▶ _Set problem_: Restate, word for word, all of the material shown below.

Recorded data
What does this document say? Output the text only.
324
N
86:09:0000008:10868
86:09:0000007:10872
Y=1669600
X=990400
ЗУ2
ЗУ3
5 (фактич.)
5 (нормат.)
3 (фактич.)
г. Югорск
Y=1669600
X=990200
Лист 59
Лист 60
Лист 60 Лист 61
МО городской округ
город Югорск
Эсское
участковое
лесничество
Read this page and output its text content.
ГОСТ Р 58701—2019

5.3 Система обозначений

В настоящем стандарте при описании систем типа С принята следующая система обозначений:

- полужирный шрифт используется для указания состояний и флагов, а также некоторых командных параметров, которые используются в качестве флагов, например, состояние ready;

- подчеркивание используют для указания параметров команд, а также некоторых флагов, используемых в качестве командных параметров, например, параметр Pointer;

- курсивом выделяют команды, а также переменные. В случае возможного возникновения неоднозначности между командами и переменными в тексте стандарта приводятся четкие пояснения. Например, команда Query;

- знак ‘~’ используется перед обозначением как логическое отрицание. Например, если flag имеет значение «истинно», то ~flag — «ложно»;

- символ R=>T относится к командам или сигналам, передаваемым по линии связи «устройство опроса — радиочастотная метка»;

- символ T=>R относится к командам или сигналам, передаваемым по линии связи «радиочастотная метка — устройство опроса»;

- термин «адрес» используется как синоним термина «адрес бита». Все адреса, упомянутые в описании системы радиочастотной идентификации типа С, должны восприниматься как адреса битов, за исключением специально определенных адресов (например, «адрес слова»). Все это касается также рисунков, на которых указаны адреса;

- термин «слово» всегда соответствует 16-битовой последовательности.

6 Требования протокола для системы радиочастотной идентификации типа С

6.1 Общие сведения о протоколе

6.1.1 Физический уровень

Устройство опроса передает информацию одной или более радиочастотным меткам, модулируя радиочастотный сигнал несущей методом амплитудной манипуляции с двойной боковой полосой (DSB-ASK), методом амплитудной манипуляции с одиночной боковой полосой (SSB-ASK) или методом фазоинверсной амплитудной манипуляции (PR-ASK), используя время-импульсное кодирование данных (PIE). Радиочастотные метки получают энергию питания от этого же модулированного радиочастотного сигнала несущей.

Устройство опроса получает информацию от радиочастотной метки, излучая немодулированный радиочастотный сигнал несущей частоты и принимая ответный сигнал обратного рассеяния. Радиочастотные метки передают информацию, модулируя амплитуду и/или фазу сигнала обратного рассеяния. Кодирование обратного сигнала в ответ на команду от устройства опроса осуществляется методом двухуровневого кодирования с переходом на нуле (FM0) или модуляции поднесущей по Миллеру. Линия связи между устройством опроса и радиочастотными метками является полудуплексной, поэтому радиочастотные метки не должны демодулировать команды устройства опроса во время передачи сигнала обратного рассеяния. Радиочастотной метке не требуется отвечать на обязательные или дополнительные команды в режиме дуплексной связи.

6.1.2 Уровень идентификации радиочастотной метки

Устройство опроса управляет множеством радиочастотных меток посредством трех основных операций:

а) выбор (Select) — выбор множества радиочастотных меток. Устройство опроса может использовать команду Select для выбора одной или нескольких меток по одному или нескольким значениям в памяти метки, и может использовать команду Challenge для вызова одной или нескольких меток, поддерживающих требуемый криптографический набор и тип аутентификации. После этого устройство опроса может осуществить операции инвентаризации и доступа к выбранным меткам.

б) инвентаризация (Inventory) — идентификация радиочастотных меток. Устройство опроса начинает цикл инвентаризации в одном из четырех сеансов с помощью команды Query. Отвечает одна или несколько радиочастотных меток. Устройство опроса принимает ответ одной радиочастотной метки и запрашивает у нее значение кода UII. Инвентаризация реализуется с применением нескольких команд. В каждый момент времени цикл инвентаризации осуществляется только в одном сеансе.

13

▶ _Completed exercise_:
What does this document say? Output the text only.
324
N
86:09:0000008:10868
86:09:0000007:10872
Y=1669600
X=990400
ЗУ2
ЗУ3
5 (фактич.)
5 (нормат.)
3 (фактич.)
г. Югорск
Y=1669600
X=990200
Лист 59
Лист 60
Лист 60 Лист 61
МО городской округ
город Югорск
Эсское
участковое
лесничество
Read this page and output its text content.
ГОСТ Р 58701—2019

5.3 Система обозначений

В настоящем стандарте при описании систем типа С принята следующая система обозначений:

- полужирный шрифт используется для указания состояний и флагов, а также некоторых командных параметров, которые используются в качестве флагов, например, состояние ready;

- подчеркивание используют для указания параметров команд, а также некоторых флагов, используемых в качестве командных параметров, например, параметр Pointer;

- курсивом выделяют команды, а также переменные. В случае возможного возникновения неоднозначности между командами и переменными в тексте стандарта приводятся четкие пояснения. Например, команда Query;

- знак ‘~’ используется перед обозначением как логическое отрицание. Например, если flag имеет значение «истинно», то ~flag — «ложно»;

- символ R=>T относится к командам или сигналам, передаваемым по линии связи «устройство опроса — радиочастотная метка»;

- символ T=>R относится к командам или сигналам, передаваемым по линии связи «радиочастотная метка — устройство опроса»;

- термин «адрес» используется как синоним термина «адрес бита». Все адреса, упомянутые в описании системы радиочастотной идентификации типа С, должны восприниматься как адреса битов, за исключением специально определенных адресов (например, «адрес слова»). Все это касается также рисунков, на которых указаны адреса;

- термин «слово» всегда соответствует 16-битовой последовательности.

6 Требования протокола для системы радиочастотной идентификации типа С

6.1 Общие сведения о протоколе

6.1.1 Физический уровень

Устройство опроса передает информацию одной или более радиочастотным меткам, модулируя радиочастотный сигнал несущей методом амплитудной манипуляции с двойной боковой полосой (DSB-ASK), методом амплитудной манипуляции с одиночной боковой полосой (SSB-ASK) или методом фазоинверсной амплитудной манипуляции (PR-ASK), используя время-импульсное кодирование данных (PIE). Радиочастотные метки получают энергию питания от этого же модулированного радиочастотного сигнала несущей.

Устройство опроса получает информацию от радиочастотной метки, излучая немодулированный радиочастотный сигнал несущей частоты и принимая ответный сигнал обратного рассеяния. Радиочастотные метки передают информацию, модулируя амплитуду и/или фазу сигнала обратного рассеяния. Кодирование обратного сигнала в ответ на команду от устройства опроса осуществляется методом двухуровневого кодирования с переходом на нуле (FM0) или модуляции поднесущей по Миллеру. Линия связи между устройством опроса и радиочастотными метками является полудуплексной, поэтому радиочастотные метки не должны демодулировать команды устройства опроса во время передачи сигнала обратного рассеяния. Радиочастотной метке не требуется отвечать на обязательные или дополнительные команды в режиме дуплексной связи.

6.1.2 Уровень идентификации радиочастотной метки

Устройство опроса управляет множеством радиочастотных меток посредством трех основных операций:

а) выбор (Select) — выбор множества радиочастотных меток. Устройство опроса может использовать команду Select для выбора одной или нескольких меток по одному или нескольким значениям в памяти метки, и может использовать команду Challenge для вызова одной или нескольких меток, поддерживающих требуемый криптографический набор и тип аутентификации. После этого устройство опроса может осуществить операции инвентаризации и доступа к выбранным меткам.

б) инвентаризация (Inventory) — идентификация радиочастотных меток. Устройство опроса начинает цикл инвентаризации в одном из четырех сеансов с помощью команды Query. Отвечает одна или несколько радиочастотных меток. Устройство опроса принимает ответ одной радиочастотной метки и запрашивает у нее значение кода UII. Инвентаризация реализуется с применением нескольких команд. В каждый момент времени цикл инвентаризации осуществляется только в одном сеансе.

13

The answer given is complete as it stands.